### DATA SUPPLIED
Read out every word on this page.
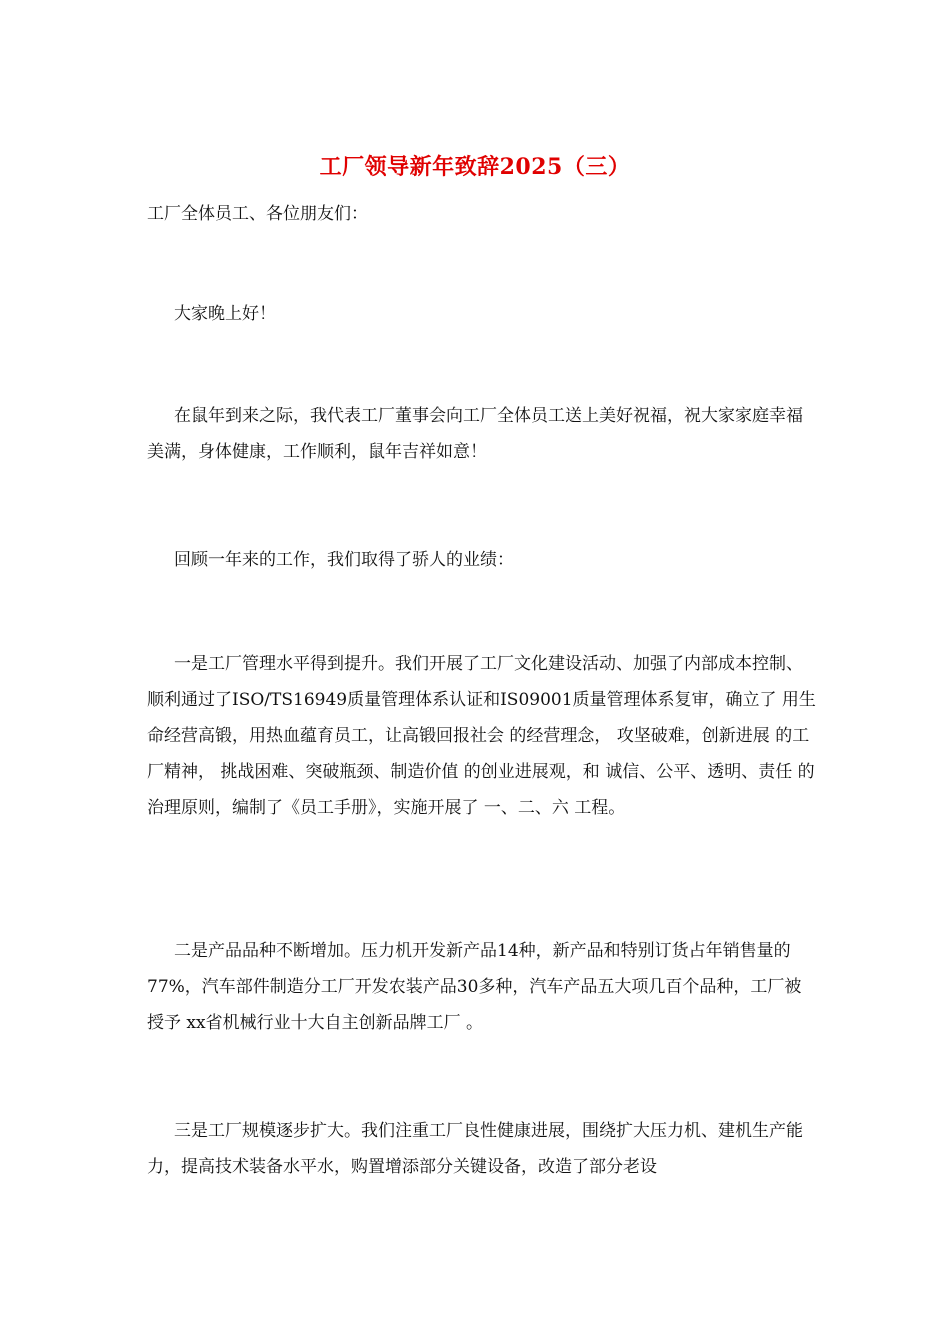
工厂领导新年致辞2025（三）

工厂全体员工、各位朋友们：

大家晚上好！

在鼠年到来之际，我代表工厂董事会向工厂全体员工送上美好祝福，祝大家家庭幸福美满，身体健康，工作顺利，鼠年吉祥如意！

回顾一年来的工作，我们取得了骄人的业绩：

一是工厂管理水平得到提升。我们开展了工厂文化建设活动、加强了内部成本控制、顺利通过了ISO/TS16949质量管理体系认证和IS09001质量管理体系复审，确立了 用生命经营高锻，用热血蕴育员工，让高锻回报社会 的经营理念， 攻坚破难，创新进展 的工厂精神， 挑战困难、突破瓶颈、制造价值 的创业进展观，和 诚信、公平、透明、责任 的治理原则，编制了《员工手册》，实施开展了 一、二、六 工程。

二是产品品种不断增加。压力机开发新产品14种，新产品和特别订货占年销售量的77%，汽车部件制造分工厂开发农装产品30多种，汽车产品五大项几百个品种，工厂被授予 xx省机械行业十大自主创新品牌工厂 。

三是工厂规模逐步扩大。我们注重工厂良性健康进展，围绕扩大压力机、建机生产能力，提高技术装备水平水，购置增添部分关键设备，改造了部分老设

### GIVEN INSTRUCTION
Extract the full listing above verbatim; pictures are to be left out of the copy.

### IN RESPONSE
Read out every word on this page.
工厂领导新年致辞2025（三）

工厂全体员工、各位朋友们：

大家晚上好！

在鼠年到来之际，我代表工厂董事会向工厂全体员工送上美好祝福，祝大家家庭幸福美满，身体健康，工作顺利，鼠年吉祥如意！

回顾一年来的工作，我们取得了骄人的业绩：

一是工厂管理水平得到提升。我们开展了工厂文化建设活动、加强了内部成本控制、顺利通过了ISO/TS16949质量管理体系认证和IS09001质量管理体系复审，确立了 用生命经营高锻，用热血蕴育员工，让高锻回报社会 的经营理念， 攻坚破难，创新进展 的工厂精神， 挑战困难、突破瓶颈、制造价值 的创业进展观，和 诚信、公平、透明、责任 的治理原则，编制了《员工手册》，实施开展了 一、二、六 工程。

二是产品品种不断增加。压力机开发新产品14种，新产品和特别订货占年销售量的77%，汽车部件制造分工厂开发农装产品30多种，汽车产品五大项几百个品种，工厂被授予 xx省机械行业十大自主创新品牌工厂 。

三是工厂规模逐步扩大。我们注重工厂良性健康进展，围绕扩大压力机、建机生产能力，提高技术装备水平水，购置增添部分关键设备，改造了部分老设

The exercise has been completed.